**STATED EXERCISE**
Extract the listing below in full, unchanged.

**Extracted records**
═══

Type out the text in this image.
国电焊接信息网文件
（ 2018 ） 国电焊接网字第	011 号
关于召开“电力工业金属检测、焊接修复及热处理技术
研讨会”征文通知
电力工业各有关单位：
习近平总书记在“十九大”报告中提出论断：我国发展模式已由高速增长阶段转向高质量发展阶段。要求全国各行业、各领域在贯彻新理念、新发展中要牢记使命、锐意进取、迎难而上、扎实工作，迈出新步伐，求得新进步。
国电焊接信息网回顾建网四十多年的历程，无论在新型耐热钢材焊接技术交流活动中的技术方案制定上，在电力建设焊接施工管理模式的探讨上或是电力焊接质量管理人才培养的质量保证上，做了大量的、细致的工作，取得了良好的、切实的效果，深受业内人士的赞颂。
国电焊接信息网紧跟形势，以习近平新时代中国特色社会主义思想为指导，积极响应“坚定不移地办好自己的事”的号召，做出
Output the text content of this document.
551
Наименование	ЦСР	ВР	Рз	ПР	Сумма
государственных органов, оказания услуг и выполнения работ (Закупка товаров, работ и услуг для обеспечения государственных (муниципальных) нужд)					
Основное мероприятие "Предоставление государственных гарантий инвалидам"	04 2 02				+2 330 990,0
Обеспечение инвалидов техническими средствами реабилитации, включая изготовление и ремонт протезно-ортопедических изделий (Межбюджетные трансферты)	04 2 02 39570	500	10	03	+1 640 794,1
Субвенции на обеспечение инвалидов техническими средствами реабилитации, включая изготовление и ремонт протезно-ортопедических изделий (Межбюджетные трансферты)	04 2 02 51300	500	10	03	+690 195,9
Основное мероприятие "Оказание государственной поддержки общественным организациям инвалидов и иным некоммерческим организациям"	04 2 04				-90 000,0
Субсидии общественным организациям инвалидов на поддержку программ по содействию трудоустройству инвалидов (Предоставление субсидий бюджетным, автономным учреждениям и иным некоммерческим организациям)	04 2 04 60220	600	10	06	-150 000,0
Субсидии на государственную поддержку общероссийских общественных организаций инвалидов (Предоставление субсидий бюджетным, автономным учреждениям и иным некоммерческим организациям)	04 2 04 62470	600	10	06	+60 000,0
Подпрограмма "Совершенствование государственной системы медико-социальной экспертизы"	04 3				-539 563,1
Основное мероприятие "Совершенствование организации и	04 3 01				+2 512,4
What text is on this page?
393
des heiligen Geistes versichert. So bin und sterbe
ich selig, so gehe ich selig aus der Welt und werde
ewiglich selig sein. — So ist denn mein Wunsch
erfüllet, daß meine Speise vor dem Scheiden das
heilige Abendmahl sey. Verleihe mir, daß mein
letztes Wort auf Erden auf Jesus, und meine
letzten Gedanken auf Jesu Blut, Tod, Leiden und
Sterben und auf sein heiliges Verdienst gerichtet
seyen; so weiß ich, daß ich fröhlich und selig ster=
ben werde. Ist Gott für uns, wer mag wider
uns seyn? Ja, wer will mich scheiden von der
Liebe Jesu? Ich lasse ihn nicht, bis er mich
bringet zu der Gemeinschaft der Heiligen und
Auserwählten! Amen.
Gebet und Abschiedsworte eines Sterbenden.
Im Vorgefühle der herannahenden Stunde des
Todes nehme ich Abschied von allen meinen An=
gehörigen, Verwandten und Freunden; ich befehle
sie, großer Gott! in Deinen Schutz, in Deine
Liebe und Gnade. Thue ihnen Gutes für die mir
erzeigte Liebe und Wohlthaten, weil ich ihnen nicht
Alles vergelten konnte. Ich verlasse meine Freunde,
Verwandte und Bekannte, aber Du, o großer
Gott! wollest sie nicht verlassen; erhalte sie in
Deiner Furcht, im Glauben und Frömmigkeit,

═══

**REPLY**
Type out the text in this image.
国电焊接信息网文件
（ 2018 ） 国电焊接网字第	011 号
关于召开“电力工业金属检测、焊接修复及热处理技术
研讨会”征文通知
电力工业各有关单位：
习近平总书记在“十九大”报告中提出论断：我国发展模式已由高速增长阶段转向高质量发展阶段。要求全国各行业、各领域在贯彻新理念、新发展中要牢记使命、锐意进取、迎难而上、扎实工作，迈出新步伐，求得新进步。
国电焊接信息网回顾建网四十多年的历程，无论在新型耐热钢材焊接技术交流活动中的技术方案制定上，在电力建设焊接施工管理模式的探讨上或是电力焊接质量管理人才培养的质量保证上，做了大量的、细致的工作，取得了良好的、切实的效果，深受业内人士的赞颂。
国电焊接信息网紧跟形势，以习近平新时代中国特色社会主义思想为指导，积极响应“坚定不移地办好自己的事”的号召，做出
Output the text content of this document.
551
Наименование	ЦСР	ВР	Рз	ПР	Сумма
государственных органов, оказания услуг и выполнения работ (Закупка товаров, работ и услуг для обеспечения государственных (муниципальных) нужд)					
Основное мероприятие "Предоставление государственных гарантий инвалидам"	04 2 02				+2 330 990,0
Обеспечение инвалидов техническими средствами реабилитации, включая изготовление и ремонт протезно-ортопедических изделий (Межбюджетные трансферты)	04 2 02 39570	500	10	03	+1 640 794,1
Субвенции на обеспечение инвалидов техническими средствами реабилитации, включая изготовление и ремонт протезно-ортопедических изделий (Межбюджетные трансферты)	04 2 02 51300	500	10	03	+690 195,9
Основное мероприятие "Оказание государственной поддержки общественным организациям инвалидов и иным некоммерческим организациям"	04 2 04				-90 000,0
Субсидии общественным организациям инвалидов на поддержку программ по содействию трудоустройству инвалидов (Предоставление субсидий бюджетным, автономным учреждениям и иным некоммерческим организациям)	04 2 04 60220	600	10	06	-150 000,0
Субсидии на государственную поддержку общероссийских общественных организаций инвалидов (Предоставление субсидий бюджетным, автономным учреждениям и иным некоммерческим организациям)	04 2 04 62470	600	10	06	+60 000,0
Подпрограмма "Совершенствование государственной системы медико-социальной экспертизы"	04 3				-539 563,1
Основное мероприятие "Совершенствование организации и	04 3 01				+2 512,4
What text is on this page?
393
des heiligen Geistes versichert. So bin und sterbe
ich selig, so gehe ich selig aus der Welt und werde
ewiglich selig sein. — So ist denn mein Wunsch
erfüllet, daß meine Speise vor dem Scheiden das
heilige Abendmahl sey. Verleihe mir, daß mein
letztes Wort auf Erden auf Jesus, und meine
letzten Gedanken auf Jesu Blut, Tod, Leiden und
Sterben und auf sein heiliges Verdienst gerichtet
seyen; so weiß ich, daß ich fröhlich und selig ster=
ben werde. Ist Gott für uns, wer mag wider
uns seyn? Ja, wer will mich scheiden von der
Liebe Jesu? Ich lasse ihn nicht, bis er mich
bringet zu der Gemeinschaft der Heiligen und
Auserwählten! Amen.
Gebet und Abschiedsworte eines Sterbenden.
Im Vorgefühle der herannahenden Stunde des
Todes nehme ich Abschied von allen meinen An=
gehörigen, Verwandten und Freunden; ich befehle
sie, großer Gott! in Deinen Schutz, in Deine
Liebe und Gnade. Thue ihnen Gutes für die mir
erzeigte Liebe und Wohlthaten, weil ich ihnen nicht
Alles vergelten konnte. Ich verlasse meine Freunde,
Verwandte und Bekannte, aber Du, o großer
Gott! wollest sie nicht verlassen; erhalte sie in
Deiner Furcht, im Glauben und Frömmigkeit,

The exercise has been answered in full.